**WORK REQUIRED**
Quote the whole listing exactly. Leave the pictures out of your copy.
— start of DATA SHOWN —
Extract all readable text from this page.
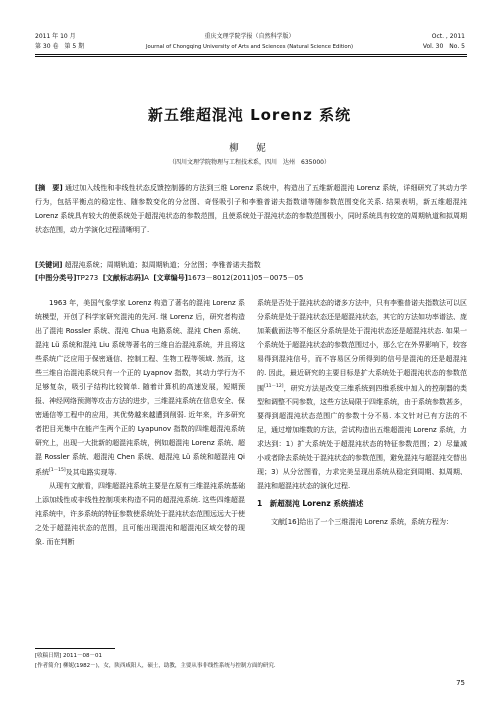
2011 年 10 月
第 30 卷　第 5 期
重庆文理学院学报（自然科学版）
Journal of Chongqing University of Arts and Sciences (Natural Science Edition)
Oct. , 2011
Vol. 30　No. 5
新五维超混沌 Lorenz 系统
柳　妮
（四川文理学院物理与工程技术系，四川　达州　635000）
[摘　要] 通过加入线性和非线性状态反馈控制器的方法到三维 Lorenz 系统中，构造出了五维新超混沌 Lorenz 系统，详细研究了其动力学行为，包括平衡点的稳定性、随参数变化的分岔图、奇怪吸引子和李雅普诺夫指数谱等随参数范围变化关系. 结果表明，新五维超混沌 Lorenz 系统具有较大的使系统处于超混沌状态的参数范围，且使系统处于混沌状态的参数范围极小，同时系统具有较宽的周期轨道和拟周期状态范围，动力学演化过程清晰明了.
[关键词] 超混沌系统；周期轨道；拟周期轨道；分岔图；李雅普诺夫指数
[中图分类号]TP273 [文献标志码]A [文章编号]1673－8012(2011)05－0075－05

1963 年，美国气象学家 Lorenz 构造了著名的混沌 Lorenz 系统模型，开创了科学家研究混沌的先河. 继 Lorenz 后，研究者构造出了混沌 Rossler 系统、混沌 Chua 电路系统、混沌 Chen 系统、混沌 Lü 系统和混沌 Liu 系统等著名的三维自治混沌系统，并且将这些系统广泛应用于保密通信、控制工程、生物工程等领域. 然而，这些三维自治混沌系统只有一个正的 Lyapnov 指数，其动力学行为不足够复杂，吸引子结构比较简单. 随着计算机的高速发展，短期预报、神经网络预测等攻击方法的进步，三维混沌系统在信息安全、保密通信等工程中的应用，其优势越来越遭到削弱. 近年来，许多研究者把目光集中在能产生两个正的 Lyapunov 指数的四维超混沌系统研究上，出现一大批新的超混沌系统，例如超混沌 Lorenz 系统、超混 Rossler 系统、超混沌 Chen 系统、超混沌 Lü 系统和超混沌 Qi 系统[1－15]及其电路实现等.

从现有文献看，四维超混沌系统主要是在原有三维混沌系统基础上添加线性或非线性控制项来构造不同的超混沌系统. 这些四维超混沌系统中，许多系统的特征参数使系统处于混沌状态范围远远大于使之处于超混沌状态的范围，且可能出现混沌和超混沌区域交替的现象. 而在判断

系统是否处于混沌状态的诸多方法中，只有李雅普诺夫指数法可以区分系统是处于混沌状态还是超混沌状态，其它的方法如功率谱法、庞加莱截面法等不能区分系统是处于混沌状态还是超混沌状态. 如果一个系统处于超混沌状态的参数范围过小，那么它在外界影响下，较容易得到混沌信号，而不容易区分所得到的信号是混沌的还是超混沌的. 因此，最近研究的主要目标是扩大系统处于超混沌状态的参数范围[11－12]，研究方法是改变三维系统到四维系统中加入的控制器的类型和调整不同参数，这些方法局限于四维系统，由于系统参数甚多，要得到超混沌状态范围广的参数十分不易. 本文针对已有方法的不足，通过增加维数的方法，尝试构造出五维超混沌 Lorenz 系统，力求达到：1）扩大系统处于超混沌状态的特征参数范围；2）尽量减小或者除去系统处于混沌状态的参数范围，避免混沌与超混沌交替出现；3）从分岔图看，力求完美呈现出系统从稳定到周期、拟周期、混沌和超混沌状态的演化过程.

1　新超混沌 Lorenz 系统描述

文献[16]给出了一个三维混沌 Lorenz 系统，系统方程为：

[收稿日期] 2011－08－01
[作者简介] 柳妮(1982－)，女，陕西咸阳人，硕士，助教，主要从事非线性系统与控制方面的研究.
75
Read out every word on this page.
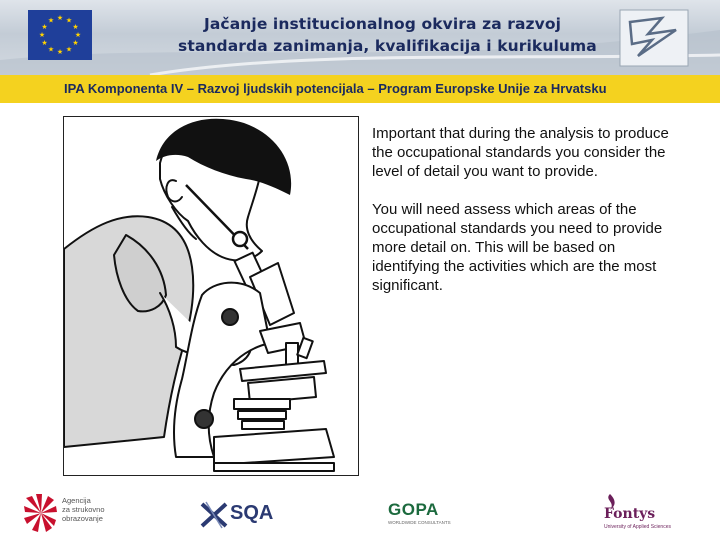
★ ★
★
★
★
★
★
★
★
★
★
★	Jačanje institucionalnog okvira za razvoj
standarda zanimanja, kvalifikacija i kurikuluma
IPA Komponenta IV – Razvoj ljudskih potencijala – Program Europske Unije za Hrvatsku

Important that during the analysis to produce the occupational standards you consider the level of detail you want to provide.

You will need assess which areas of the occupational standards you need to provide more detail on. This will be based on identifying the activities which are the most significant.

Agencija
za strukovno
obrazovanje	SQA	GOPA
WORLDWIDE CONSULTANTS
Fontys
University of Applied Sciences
— end of DATA SHOWN —
**THE SOLUTION**
Extract all readable text from this page.
2011 年 10 月
第 30 卷　第 5 期
重庆文理学院学报（自然科学版）
Journal of Chongqing University of Arts and Sciences (Natural Science Edition)
Oct. , 2011
Vol. 30　No. 5
新五维超混沌 Lorenz 系统
柳　妮
（四川文理学院物理与工程技术系，四川　达州　635000）
[摘　要] 通过加入线性和非线性状态反馈控制器的方法到三维 Lorenz 系统中，构造出了五维新超混沌 Lorenz 系统，详细研究了其动力学行为，包括平衡点的稳定性、随参数变化的分岔图、奇怪吸引子和李雅普诺夫指数谱等随参数范围变化关系. 结果表明，新五维超混沌 Lorenz 系统具有较大的使系统处于超混沌状态的参数范围，且使系统处于混沌状态的参数范围极小，同时系统具有较宽的周期轨道和拟周期状态范围，动力学演化过程清晰明了.
[关键词] 超混沌系统；周期轨道；拟周期轨道；分岔图；李雅普诺夫指数
[中图分类号]TP273 [文献标志码]A [文章编号]1673－8012(2011)05－0075－05

1963 年，美国气象学家 Lorenz 构造了著名的混沌 Lorenz 系统模型，开创了科学家研究混沌的先河. 继 Lorenz 后，研究者构造出了混沌 Rossler 系统、混沌 Chua 电路系统、混沌 Chen 系统、混沌 Lü 系统和混沌 Liu 系统等著名的三维自治混沌系统，并且将这些系统广泛应用于保密通信、控制工程、生物工程等领域. 然而，这些三维自治混沌系统只有一个正的 Lyapnov 指数，其动力学行为不足够复杂，吸引子结构比较简单. 随着计算机的高速发展，短期预报、神经网络预测等攻击方法的进步，三维混沌系统在信息安全、保密通信等工程中的应用，其优势越来越遭到削弱. 近年来，许多研究者把目光集中在能产生两个正的 Lyapunov 指数的四维超混沌系统研究上，出现一大批新的超混沌系统，例如超混沌 Lorenz 系统、超混 Rossler 系统、超混沌 Chen 系统、超混沌 Lü 系统和超混沌 Qi 系统[1－15]及其电路实现等.

从现有文献看，四维超混沌系统主要是在原有三维混沌系统基础上添加线性或非线性控制项来构造不同的超混沌系统. 这些四维超混沌系统中，许多系统的特征参数使系统处于混沌状态范围远远大于使之处于超混沌状态的范围，且可能出现混沌和超混沌区域交替的现象. 而在判断

系统是否处于混沌状态的诸多方法中，只有李雅普诺夫指数法可以区分系统是处于混沌状态还是超混沌状态，其它的方法如功率谱法、庞加莱截面法等不能区分系统是处于混沌状态还是超混沌状态. 如果一个系统处于超混沌状态的参数范围过小，那么它在外界影响下，较容易得到混沌信号，而不容易区分所得到的信号是混沌的还是超混沌的. 因此，最近研究的主要目标是扩大系统处于超混沌状态的参数范围[11－12]，研究方法是改变三维系统到四维系统中加入的控制器的类型和调整不同参数，这些方法局限于四维系统，由于系统参数甚多，要得到超混沌状态范围广的参数十分不易. 本文针对已有方法的不足，通过增加维数的方法，尝试构造出五维超混沌 Lorenz 系统，力求达到：1）扩大系统处于超混沌状态的特征参数范围；2）尽量减小或者除去系统处于混沌状态的参数范围，避免混沌与超混沌交替出现；3）从分岔图看，力求完美呈现出系统从稳定到周期、拟周期、混沌和超混沌状态的演化过程.

1　新超混沌 Lorenz 系统描述

文献[16]给出了一个三维混沌 Lorenz 系统，系统方程为：

[收稿日期] 2011－08－01
[作者简介] 柳妮(1982－)，女，陕西咸阳人，硕士，助教，主要从事非线性系统与控制方面的研究.
75
Read out every word on this page.
★ ★
★
★
★
★
★
★
★
★
★
★	Jačanje institucionalnog okvira za razvoj
standarda zanimanja, kvalifikacija i kurikuluma
IPA Komponenta IV – Razvoj ljudskih potencijala – Program Europske Unije za Hrvatsku

Important that during the analysis to produce the occupational standards you consider the level of detail you want to provide.

You will need assess which areas of the occupational standards you need to provide more detail on. This will be based on identifying the activities which are the most significant.

Agencija
za strukovno
obrazovanje	SQA	GOPA
WORLDWIDE CONSULTANTS
Fontys
University of Applied Sciences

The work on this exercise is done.